| What you are asked to do |
All records should be reproduced verbatim.
>>>
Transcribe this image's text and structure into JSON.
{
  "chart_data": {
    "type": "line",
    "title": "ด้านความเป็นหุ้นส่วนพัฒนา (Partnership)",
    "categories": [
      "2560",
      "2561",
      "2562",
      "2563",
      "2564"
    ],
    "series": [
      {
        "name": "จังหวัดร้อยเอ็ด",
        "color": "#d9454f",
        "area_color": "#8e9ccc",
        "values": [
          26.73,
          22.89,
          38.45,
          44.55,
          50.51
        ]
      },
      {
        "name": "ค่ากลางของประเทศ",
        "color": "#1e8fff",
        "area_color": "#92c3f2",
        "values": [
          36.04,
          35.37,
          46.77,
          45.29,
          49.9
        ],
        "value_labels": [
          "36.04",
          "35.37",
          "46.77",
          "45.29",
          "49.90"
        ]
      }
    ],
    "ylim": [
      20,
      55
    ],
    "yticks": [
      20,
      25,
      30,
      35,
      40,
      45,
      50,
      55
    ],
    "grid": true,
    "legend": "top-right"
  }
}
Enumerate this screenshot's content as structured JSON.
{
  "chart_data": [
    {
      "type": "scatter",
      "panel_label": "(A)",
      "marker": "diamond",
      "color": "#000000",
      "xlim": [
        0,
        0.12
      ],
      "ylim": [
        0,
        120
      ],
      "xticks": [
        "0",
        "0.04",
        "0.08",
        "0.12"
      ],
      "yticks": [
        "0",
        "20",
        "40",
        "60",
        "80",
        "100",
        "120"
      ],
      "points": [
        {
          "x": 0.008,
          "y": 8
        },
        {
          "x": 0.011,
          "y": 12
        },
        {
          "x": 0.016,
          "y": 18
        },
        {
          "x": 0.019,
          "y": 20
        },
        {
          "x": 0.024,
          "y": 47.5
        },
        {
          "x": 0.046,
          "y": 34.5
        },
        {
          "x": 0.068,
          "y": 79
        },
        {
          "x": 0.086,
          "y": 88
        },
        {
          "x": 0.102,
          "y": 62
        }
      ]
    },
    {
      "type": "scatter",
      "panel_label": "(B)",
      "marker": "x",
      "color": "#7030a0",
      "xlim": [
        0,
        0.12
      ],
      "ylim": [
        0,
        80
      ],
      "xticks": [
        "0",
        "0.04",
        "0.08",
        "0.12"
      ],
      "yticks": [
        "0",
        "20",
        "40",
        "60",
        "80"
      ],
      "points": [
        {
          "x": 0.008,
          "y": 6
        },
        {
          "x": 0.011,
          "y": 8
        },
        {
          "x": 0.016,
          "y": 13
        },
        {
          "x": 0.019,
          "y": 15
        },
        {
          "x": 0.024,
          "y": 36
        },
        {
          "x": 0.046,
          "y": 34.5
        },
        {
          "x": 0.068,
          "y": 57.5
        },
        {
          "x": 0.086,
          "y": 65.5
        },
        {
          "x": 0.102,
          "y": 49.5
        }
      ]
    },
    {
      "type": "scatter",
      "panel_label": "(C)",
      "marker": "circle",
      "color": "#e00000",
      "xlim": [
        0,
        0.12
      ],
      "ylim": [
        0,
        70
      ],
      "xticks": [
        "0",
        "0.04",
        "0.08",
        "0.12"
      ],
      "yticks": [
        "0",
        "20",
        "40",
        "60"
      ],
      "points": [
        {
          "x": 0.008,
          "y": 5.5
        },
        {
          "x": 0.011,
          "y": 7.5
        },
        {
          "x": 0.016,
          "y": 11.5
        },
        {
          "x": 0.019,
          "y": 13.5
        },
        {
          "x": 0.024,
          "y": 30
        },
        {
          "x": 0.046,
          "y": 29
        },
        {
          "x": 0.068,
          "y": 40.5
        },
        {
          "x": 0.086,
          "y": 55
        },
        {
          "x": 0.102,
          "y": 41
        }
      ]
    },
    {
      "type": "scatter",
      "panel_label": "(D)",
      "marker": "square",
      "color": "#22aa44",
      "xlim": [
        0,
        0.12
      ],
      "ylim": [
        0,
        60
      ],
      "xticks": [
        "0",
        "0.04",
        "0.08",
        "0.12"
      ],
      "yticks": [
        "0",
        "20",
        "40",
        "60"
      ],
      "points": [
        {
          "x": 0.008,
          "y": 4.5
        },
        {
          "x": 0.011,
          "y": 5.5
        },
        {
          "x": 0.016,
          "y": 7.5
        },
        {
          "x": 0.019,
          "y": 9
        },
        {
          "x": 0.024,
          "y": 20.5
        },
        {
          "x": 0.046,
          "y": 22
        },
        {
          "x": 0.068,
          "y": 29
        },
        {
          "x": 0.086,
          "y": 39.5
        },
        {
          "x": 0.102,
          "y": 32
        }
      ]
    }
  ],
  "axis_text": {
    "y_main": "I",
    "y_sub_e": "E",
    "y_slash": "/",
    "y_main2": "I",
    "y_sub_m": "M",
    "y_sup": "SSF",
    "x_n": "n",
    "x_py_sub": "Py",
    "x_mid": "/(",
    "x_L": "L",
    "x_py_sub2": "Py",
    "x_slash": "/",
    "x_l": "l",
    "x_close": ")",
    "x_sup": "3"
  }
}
<<<
| Response |
Transcribe this image's text and structure into JSON.
{
  "chart_data": {
    "type": "line",
    "title": "ด้านความเป็นหุ้นส่วนพัฒนา (Partnership)",
    "categories": [
      "2560",
      "2561",
      "2562",
      "2563",
      "2564"
    ],
    "series": [
      {
        "name": "จังหวัดร้อยเอ็ด",
        "color": "#d9454f",
        "area_color": "#8e9ccc",
        "values": [
          26.73,
          22.89,
          38.45,
          44.55,
          50.51
        ]
      },
      {
        "name": "ค่ากลางของประเทศ",
        "color": "#1e8fff",
        "area_color": "#92c3f2",
        "values": [
          36.04,
          35.37,
          46.77,
          45.29,
          49.9
        ],
        "value_labels": [
          "36.04",
          "35.37",
          "46.77",
          "45.29",
          "49.90"
        ]
      }
    ],
    "ylim": [
      20,
      55
    ],
    "yticks": [
      20,
      25,
      30,
      35,
      40,
      45,
      50,
      55
    ],
    "grid": true,
    "legend": "top-right"
  }
}
Enumerate this screenshot's content as structured JSON.
{
  "chart_data": [
    {
      "type": "scatter",
      "panel_label": "(A)",
      "marker": "diamond",
      "color": "#000000",
      "xlim": [
        0,
        0.12
      ],
      "ylim": [
        0,
        120
      ],
      "xticks": [
        "0",
        "0.04",
        "0.08",
        "0.12"
      ],
      "yticks": [
        "0",
        "20",
        "40",
        "60",
        "80",
        "100",
        "120"
      ],
      "points": [
        {
          "x": 0.008,
          "y": 8
        },
        {
          "x": 0.011,
          "y": 12
        },
        {
          "x": 0.016,
          "y": 18
        },
        {
          "x": 0.019,
          "y": 20
        },
        {
          "x": 0.024,
          "y": 47.5
        },
        {
          "x": 0.046,
          "y": 34.5
        },
        {
          "x": 0.068,
          "y": 79
        },
        {
          "x": 0.086,
          "y": 88
        },
        {
          "x": 0.102,
          "y": 62
        }
      ]
    },
    {
      "type": "scatter",
      "panel_label": "(B)",
      "marker": "x",
      "color": "#7030a0",
      "xlim": [
        0,
        0.12
      ],
      "ylim": [
        0,
        80
      ],
      "xticks": [
        "0",
        "0.04",
        "0.08",
        "0.12"
      ],
      "yticks": [
        "0",
        "20",
        "40",
        "60",
        "80"
      ],
      "points": [
        {
          "x": 0.008,
          "y": 6
        },
        {
          "x": 0.011,
          "y": 8
        },
        {
          "x": 0.016,
          "y": 13
        },
        {
          "x": 0.019,
          "y": 15
        },
        {
          "x": 0.024,
          "y": 36
        },
        {
          "x": 0.046,
          "y": 34.5
        },
        {
          "x": 0.068,
          "y": 57.5
        },
        {
          "x": 0.086,
          "y": 65.5
        },
        {
          "x": 0.102,
          "y": 49.5
        }
      ]
    },
    {
      "type": "scatter",
      "panel_label": "(C)",
      "marker": "circle",
      "color": "#e00000",
      "xlim": [
        0,
        0.12
      ],
      "ylim": [
        0,
        70
      ],
      "xticks": [
        "0",
        "0.04",
        "0.08",
        "0.12"
      ],
      "yticks": [
        "0",
        "20",
        "40",
        "60"
      ],
      "points": [
        {
          "x": 0.008,
          "y": 5.5
        },
        {
          "x": 0.011,
          "y": 7.5
        },
        {
          "x": 0.016,
          "y": 11.5
        },
        {
          "x": 0.019,
          "y": 13.5
        },
        {
          "x": 0.024,
          "y": 30
        },
        {
          "x": 0.046,
          "y": 29
        },
        {
          "x": 0.068,
          "y": 40.5
        },
        {
          "x": 0.086,
          "y": 55
        },
        {
          "x": 0.102,
          "y": 41
        }
      ]
    },
    {
      "type": "scatter",
      "panel_label": "(D)",
      "marker": "square",
      "color": "#22aa44",
      "xlim": [
        0,
        0.12
      ],
      "ylim": [
        0,
        60
      ],
      "xticks": [
        "0",
        "0.04",
        "0.08",
        "0.12"
      ],
      "yticks": [
        "0",
        "20",
        "40",
        "60"
      ],
      "points": [
        {
          "x": 0.008,
          "y": 4.5
        },
        {
          "x": 0.011,
          "y": 5.5
        },
        {
          "x": 0.016,
          "y": 7.5
        },
        {
          "x": 0.019,
          "y": 9
        },
        {
          "x": 0.024,
          "y": 20.5
        },
        {
          "x": 0.046,
          "y": 22
        },
        {
          "x": 0.068,
          "y": 29
        },
        {
          "x": 0.086,
          "y": 39.5
        },
        {
          "x": 0.102,
          "y": 32
        }
      ]
    }
  ],
  "axis_text": {
    "y_main": "I",
    "y_sub_e": "E",
    "y_slash": "/",
    "y_main2": "I",
    "y_sub_m": "M",
    "y_sup": "SSF",
    "x_n": "n",
    "x_py_sub": "Py",
    "x_mid": "/(",
    "x_L": "L",
    "x_py_sub2": "Py",
    "x_slash": "/",
    "x_l": "l",
    "x_close": ")",
    "x_sup": "3"
  }
}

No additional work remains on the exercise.